Exercise
Wherever the word "value" shows up in a line, please copy that line.

Data section
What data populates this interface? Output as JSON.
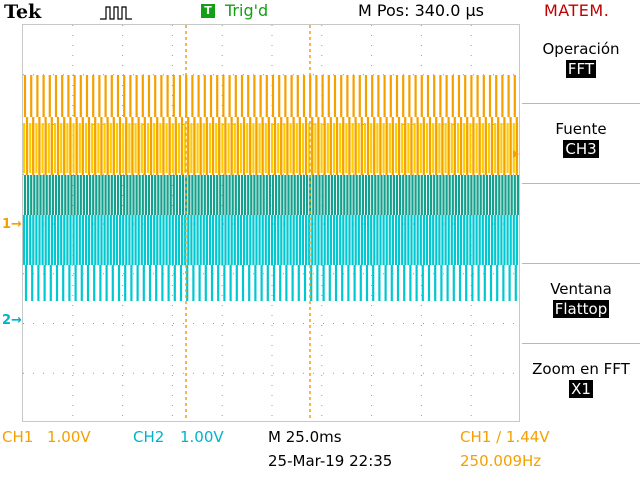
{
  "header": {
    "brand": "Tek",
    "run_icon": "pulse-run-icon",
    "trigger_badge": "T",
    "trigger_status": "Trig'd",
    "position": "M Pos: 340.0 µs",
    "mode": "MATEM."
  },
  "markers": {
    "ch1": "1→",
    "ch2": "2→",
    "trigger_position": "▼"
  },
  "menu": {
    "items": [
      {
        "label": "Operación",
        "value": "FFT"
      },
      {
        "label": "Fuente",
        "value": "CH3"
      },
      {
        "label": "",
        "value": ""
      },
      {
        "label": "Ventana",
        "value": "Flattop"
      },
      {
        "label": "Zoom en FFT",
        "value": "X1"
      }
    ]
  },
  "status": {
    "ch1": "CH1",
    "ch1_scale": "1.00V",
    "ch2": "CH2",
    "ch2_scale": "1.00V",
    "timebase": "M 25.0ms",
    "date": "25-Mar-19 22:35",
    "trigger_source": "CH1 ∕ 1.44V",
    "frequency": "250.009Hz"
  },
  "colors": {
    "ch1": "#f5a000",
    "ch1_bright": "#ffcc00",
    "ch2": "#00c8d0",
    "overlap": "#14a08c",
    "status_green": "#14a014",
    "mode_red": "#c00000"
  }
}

Full solution
        "value": "FFT"
        "value": "CH3"
        "value": ""
        "value": "Flattop"
        "value": "X1"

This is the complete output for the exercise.